=== Task instructions ===
The exercise asks you to copy every line below in which "qoidalarini" appears.

=== Collected data ===

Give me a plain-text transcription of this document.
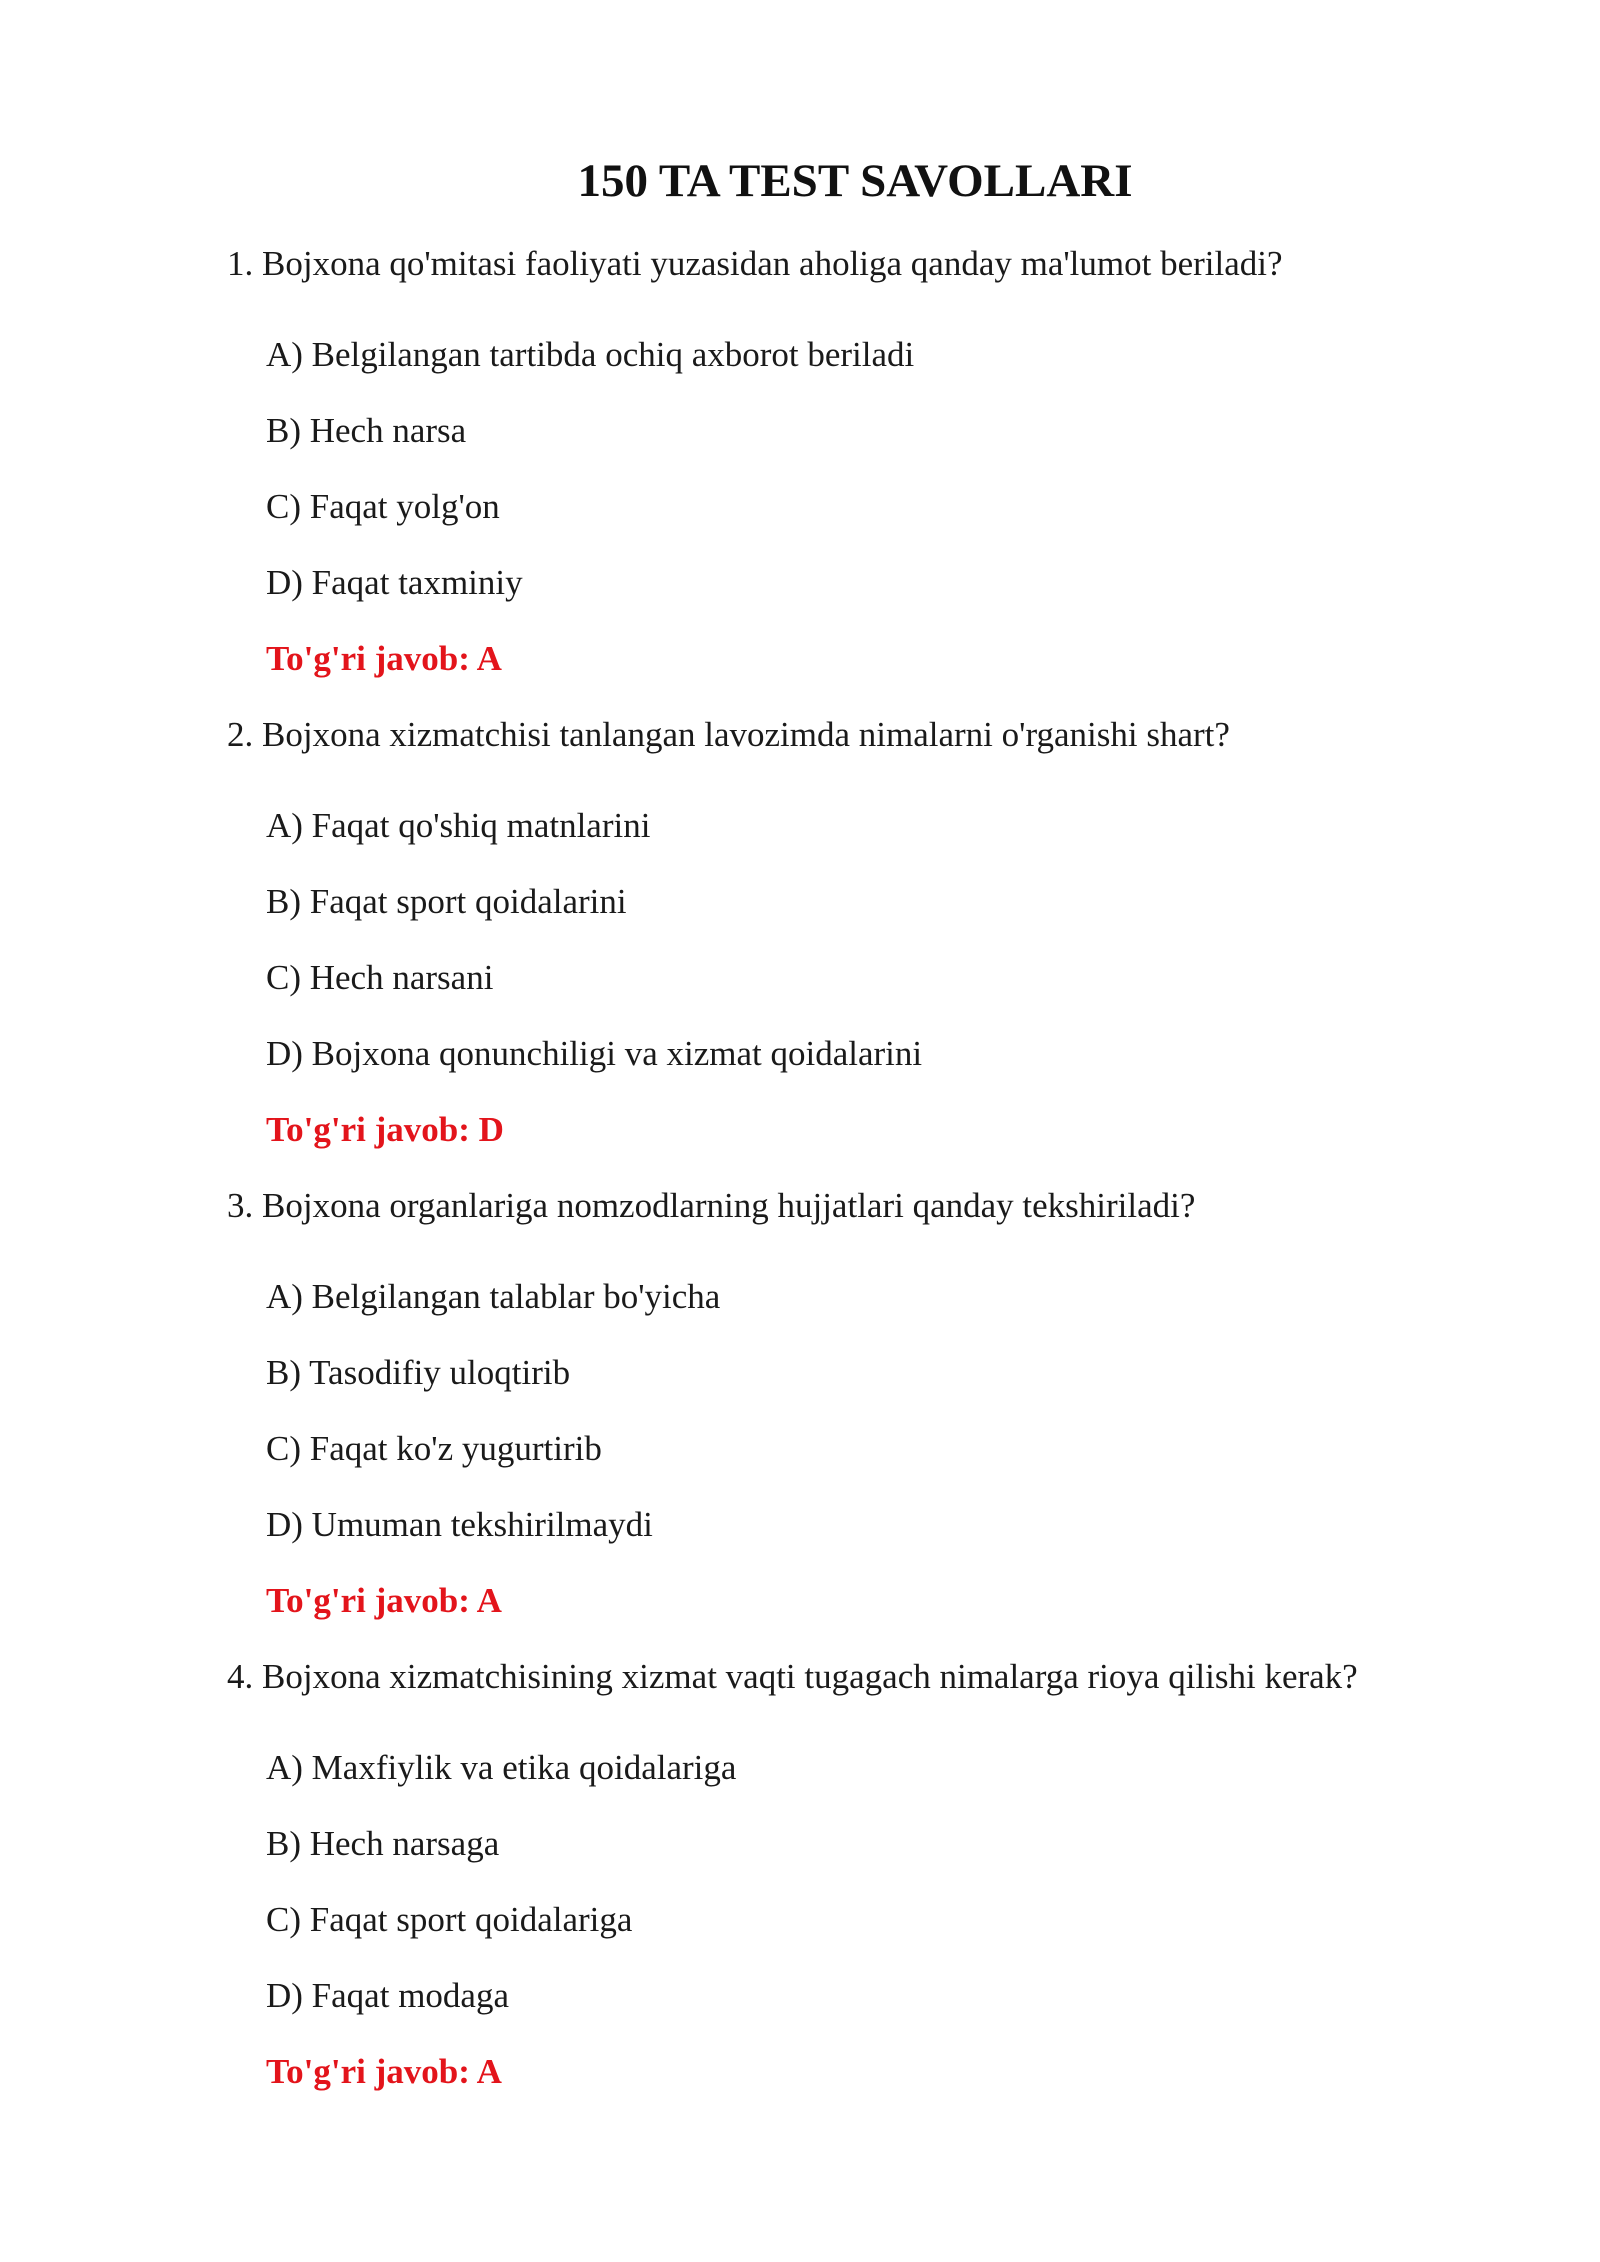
150 TA TEST SAVOLLARI
1. Bojxona qo'mitasi faoliyati yuzasidan aholiga qanday ma'lumot beriladi?
A) Belgilangan tartibda ochiq axborot beriladi
B) Hech narsa
C) Faqat yolg'on
D) Faqat taxminiy
To'g'ri javob: A
2. Bojxona xizmatchisi tanlangan lavozimda nimalarni o'rganishi shart?
A) Faqat qo'shiq matnlarini
B) Faqat sport qoidalarini
C) Hech narsani
D) Bojxona qonunchiligi va xizmat qoidalarini
To'g'ri javob: D
3. Bojxona organlariga nomzodlarning hujjatlari qanday tekshiriladi?
A) Belgilangan talablar bo'yicha
B) Tasodifiy uloqtirib
C) Faqat ko'z yugurtirib
D) Umuman tekshirilmaydi
To'g'ri javob: A
4. Bojxona xizmatchisining xizmat vaqti tugagach nimalarga rioya qilishi kerak?
A) Maxfiylik va etika qoidalariga
B) Hech narsaga
C) Faqat sport qoidalariga
D) Faqat modaga
To'g'ri javob: A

=== Solution for this problem ===
B) Faqat sport qoidalarini
D) Bojxona qonunchiligi va xizmat qoidalarini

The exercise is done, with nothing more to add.